◆ YOUR INSTRUCTIONS ◆
Copy all lines in which the word "segunda" can be found.

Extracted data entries

::::

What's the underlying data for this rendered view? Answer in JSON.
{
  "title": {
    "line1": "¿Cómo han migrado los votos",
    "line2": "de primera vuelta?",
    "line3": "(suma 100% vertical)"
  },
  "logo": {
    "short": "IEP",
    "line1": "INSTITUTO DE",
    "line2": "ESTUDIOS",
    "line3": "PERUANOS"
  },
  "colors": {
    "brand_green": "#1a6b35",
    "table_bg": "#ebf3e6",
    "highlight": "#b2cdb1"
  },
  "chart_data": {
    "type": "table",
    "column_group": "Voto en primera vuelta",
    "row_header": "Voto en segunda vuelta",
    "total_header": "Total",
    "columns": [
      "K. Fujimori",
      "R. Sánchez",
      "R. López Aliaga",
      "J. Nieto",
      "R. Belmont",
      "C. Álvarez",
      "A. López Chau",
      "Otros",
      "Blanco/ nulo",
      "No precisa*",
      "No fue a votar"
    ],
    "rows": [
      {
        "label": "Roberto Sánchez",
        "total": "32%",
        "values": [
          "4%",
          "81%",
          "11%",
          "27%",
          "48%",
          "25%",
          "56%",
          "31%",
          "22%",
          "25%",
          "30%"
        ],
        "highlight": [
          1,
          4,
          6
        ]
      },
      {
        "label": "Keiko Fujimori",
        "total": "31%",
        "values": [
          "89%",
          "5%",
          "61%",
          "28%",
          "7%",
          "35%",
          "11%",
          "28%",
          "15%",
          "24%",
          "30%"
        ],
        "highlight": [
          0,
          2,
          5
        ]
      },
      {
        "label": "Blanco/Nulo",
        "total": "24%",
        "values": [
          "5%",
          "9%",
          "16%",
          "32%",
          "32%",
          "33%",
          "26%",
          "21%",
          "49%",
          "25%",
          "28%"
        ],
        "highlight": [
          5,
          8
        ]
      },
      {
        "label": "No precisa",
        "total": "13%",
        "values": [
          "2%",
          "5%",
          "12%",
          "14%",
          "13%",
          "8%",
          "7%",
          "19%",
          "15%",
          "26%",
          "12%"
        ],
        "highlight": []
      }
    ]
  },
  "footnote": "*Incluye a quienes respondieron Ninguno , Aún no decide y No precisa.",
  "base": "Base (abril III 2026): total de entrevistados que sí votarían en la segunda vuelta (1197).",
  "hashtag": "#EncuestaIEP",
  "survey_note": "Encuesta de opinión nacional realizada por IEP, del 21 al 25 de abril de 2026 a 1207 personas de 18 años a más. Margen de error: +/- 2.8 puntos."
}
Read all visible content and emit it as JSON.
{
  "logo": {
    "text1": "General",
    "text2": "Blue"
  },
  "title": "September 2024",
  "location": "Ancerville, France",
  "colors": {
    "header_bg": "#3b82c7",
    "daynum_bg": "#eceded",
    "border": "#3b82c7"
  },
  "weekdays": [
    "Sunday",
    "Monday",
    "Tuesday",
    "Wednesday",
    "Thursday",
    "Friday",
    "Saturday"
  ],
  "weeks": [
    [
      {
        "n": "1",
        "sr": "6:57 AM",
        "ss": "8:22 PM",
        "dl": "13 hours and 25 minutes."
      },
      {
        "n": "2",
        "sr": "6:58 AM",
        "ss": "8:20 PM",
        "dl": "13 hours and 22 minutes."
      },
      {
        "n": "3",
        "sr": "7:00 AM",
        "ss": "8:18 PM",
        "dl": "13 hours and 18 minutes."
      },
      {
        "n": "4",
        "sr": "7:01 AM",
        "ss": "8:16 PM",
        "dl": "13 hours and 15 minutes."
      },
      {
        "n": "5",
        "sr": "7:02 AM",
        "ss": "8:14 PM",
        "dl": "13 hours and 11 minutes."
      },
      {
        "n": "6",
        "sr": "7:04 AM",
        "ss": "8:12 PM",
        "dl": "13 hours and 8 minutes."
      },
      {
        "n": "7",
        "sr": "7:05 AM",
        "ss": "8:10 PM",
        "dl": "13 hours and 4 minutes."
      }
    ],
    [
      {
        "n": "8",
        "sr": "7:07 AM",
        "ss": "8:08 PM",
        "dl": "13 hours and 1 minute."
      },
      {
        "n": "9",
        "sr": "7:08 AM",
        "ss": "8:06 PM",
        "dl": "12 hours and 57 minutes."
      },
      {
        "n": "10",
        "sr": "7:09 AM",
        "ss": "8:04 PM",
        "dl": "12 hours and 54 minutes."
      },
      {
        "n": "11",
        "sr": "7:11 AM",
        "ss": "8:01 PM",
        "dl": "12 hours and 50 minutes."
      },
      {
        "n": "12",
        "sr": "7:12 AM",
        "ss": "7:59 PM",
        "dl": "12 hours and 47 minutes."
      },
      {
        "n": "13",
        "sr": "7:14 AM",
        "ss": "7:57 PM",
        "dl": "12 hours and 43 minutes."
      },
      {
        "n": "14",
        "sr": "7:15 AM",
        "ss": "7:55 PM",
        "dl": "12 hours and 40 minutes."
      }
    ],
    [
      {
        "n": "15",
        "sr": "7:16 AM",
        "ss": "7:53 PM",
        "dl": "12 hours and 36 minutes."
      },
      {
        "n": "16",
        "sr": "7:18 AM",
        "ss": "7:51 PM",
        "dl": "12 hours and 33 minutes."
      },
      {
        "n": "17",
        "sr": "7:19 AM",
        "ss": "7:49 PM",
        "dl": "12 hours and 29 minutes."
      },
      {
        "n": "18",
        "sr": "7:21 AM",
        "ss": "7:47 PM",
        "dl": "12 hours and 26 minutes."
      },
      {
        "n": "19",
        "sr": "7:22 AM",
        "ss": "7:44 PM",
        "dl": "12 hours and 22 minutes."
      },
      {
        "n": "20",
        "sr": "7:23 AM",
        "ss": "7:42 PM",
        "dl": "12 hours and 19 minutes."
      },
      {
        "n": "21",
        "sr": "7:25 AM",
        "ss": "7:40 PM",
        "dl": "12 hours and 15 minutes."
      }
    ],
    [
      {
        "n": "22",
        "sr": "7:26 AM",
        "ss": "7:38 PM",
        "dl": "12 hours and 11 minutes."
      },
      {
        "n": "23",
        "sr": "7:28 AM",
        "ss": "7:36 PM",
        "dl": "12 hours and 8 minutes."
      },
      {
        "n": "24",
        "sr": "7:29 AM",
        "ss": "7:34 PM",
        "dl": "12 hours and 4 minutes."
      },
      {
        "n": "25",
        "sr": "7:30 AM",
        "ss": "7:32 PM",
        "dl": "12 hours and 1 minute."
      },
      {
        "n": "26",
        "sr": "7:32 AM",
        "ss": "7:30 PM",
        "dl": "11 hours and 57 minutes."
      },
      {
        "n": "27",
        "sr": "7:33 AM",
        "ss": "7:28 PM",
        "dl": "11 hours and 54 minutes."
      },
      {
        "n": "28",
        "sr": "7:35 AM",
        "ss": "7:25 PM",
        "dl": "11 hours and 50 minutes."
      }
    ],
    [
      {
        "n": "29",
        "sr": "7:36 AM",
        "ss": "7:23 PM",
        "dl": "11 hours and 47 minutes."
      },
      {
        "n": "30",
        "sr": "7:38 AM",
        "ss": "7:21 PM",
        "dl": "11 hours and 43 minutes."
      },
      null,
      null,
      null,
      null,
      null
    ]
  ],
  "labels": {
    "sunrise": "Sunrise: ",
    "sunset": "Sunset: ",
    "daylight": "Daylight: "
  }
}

::::

◆ ANSWER FOR THIS EXERCISE ◆
    "row_header": "Voto en segunda vuelta",
  "base": "Base (abril III 2026): total de entrevistados que sí votarían en la segunda vuelta (1197).",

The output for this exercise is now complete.